━━━ ページ抜粋

DCでは定期預金を活用しなくて良いのか?

「今までDCのお金をすべて定期預金に入れていた。定期預金はまったく活用しなくても良いのか?」と思う方もいるかもしれません。ここで、そもそも定期預金などのいわゆる預貯金が投資対象として必要となる場合を考えてみましょう。大きく三つの場合があります。(1)すぐお金を使う必要がある場合(流動性が必要)、(2)投資期間が比較的短い場合、(3)リスクを調整する必要がある場合です。では、これらの場合についてDCの運用に照らし合わせて考えてみましょう。まず(1)について。DCのお金は定義上、今の生活費に使うものではありませんから、この意味では預貯金に預ける必要性はまったくありません(そもそもDCでは原則中途引き出しはできないため、今の生活費に充てることはできません)。次に、(2)の投資期間についてですが、例えば3年後に自宅を購入するための頭金、または1年後の子供の入学金といった場合には、リスク資産で運用すると、必要なときに元本割れしてしまう可能性がありますから、預貯金を活用する合理性はあります。一方、DCでは老後も運用すると想定すればオヤジ世代であっても20~30年くらい運用をするわけですから、投資期間は超長期であり、やはりこれも当てはまりません。(3)については、例えばリーマンショックのような混乱時に大きなマイナスを回避すべく預貯金に避難することは合理的なように思えます。でも実際にはタイミングよくシフトすることはプロでも難しいのです。しかも、一度預貯金にしてしまうと、再投資するタイミングの判断も難しく、機会損失を被る可能性もあります。このように一つひとつ詰めて考えると、DCで預貯金に投資する理由はまったくと言ってよいほどないのです。

━━━━━━
━━━ 提供レコード

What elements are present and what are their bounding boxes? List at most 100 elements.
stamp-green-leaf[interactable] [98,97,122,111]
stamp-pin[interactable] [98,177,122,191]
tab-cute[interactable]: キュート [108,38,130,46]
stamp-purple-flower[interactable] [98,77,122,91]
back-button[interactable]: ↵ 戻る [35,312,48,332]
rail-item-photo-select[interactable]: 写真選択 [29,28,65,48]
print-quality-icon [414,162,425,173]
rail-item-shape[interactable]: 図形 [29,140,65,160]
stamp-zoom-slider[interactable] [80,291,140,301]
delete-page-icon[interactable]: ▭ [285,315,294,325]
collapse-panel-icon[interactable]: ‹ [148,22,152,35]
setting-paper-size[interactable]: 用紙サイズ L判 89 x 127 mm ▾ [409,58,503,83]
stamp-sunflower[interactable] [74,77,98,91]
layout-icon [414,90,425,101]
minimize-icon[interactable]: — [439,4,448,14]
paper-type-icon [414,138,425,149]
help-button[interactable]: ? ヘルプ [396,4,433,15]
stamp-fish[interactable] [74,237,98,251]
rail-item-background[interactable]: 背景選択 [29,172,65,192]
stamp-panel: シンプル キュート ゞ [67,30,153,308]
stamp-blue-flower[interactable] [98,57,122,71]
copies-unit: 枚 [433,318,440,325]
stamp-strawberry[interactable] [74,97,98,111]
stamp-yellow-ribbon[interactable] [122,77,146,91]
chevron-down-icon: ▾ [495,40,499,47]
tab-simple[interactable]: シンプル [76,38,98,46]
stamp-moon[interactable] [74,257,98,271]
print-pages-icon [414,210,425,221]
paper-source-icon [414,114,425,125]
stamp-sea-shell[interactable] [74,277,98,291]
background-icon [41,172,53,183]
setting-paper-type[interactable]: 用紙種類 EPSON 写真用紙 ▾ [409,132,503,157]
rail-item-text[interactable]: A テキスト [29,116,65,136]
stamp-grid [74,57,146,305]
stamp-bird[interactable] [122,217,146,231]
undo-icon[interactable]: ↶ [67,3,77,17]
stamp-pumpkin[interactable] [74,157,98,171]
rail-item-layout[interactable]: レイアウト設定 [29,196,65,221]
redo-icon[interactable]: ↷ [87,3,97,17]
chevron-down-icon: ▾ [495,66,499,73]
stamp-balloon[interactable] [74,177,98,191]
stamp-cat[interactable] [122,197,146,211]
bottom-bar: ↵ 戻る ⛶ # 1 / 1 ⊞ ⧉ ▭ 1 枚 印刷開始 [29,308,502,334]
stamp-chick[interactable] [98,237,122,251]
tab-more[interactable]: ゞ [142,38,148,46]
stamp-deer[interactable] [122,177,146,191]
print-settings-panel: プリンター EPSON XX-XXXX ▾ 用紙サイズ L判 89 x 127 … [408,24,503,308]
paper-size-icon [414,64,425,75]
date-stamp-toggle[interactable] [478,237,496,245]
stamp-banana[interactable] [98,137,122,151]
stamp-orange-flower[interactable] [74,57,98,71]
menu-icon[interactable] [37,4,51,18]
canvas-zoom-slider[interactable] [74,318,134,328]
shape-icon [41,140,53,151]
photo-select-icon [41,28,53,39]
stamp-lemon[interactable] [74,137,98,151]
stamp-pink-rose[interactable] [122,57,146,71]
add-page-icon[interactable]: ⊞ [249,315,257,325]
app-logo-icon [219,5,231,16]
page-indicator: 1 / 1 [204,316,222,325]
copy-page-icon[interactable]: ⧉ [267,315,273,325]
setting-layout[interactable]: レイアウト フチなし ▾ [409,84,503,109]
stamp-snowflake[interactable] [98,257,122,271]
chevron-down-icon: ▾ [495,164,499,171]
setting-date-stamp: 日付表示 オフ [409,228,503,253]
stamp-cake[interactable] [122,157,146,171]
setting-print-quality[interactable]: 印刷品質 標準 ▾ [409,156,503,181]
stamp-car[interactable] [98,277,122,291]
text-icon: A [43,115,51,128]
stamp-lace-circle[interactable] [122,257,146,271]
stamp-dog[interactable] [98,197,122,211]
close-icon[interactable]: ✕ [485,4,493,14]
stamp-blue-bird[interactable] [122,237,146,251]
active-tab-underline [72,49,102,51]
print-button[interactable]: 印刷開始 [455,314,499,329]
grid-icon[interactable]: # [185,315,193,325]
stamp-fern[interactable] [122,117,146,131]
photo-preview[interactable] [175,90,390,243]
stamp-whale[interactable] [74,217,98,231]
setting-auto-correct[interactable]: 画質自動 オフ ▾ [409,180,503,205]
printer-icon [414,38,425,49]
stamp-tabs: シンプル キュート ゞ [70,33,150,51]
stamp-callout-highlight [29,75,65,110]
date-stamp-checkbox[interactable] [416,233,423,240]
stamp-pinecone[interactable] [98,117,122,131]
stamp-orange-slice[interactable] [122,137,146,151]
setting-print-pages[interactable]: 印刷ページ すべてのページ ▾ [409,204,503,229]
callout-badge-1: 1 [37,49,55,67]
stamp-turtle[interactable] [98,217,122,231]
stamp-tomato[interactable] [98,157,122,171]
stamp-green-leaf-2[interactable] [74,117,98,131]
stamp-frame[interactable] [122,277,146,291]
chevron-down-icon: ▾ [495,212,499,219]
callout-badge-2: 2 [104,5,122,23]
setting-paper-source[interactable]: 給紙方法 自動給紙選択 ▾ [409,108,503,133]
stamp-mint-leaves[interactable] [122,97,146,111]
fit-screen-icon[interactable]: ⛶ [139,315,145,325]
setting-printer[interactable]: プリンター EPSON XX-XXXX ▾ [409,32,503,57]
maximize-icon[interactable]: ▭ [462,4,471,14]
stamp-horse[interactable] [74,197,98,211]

━━━━━━

_作業内容:_
DCと定期預金についての本文のうち、「DCでは定期預金を活用しなくて良いのか?」を含む語句で始まり「と言ってよいほどないのです。」で終わる部分を、「定期預金」を「普通預金」に置き換えて書き直してください。

_回答:_
DCでは普通預金を活用しなくて良いのか?

「今までDCのお金をすべて普通預金に入れていた。普通預金はまったく活用しなくても良いのか?」と思う方もいるかもしれません。ここで、そもそも普通預金などのいわゆる預貯金が投資対象として必要となる場合を考えてみましょう。大きく三つの場合があります。(1)すぐお金を使う必要がある場合(流動性が必要)、(2)投資期間が比較的短い場合、(3)リスクを調整する必要がある場合です。では、これらの場合についてDCの運用に照らし合わせて考えてみましょう。まず(1)について。DCのお金は定義上、今の生活費に使うものではありませんから、この意味では預貯金に預ける必要性はまったくありません(そもそもDCでは原則中途引き出しはできないため、今の生活費に充てることはできません)。次に、(2)の投資期間についてですが、例えば3年後に自宅を購入するための頭金、または1年後の子供の入学金といった場合には、リスク資産で運用すると、必要なときに元本割れしてしまう可能性がありますから、預貯金を活用する合理性はあります。一方、DCでは老後も運用すると想定すればオヤジ世代であっても20~30年くらい運用をするわけですから、投資期間は超長期であり、やはりこれも当てはまりません。(3)については、例えばリーマンショックのような混乱時に大きなマイナスを回避すべく預貯金に避難することは合理的なように思えます。でも実際にはタイミングよくシフトすることはプロでも難しいのです。しかも、一度預貯金にしてしまうと、再投資するタイミングの判断も難しく、機会損失を被る可能性もあります。このように一つひとつ詰めて考えると、DCで預貯金に投資する理由はまったくと言ってよいほどないのです。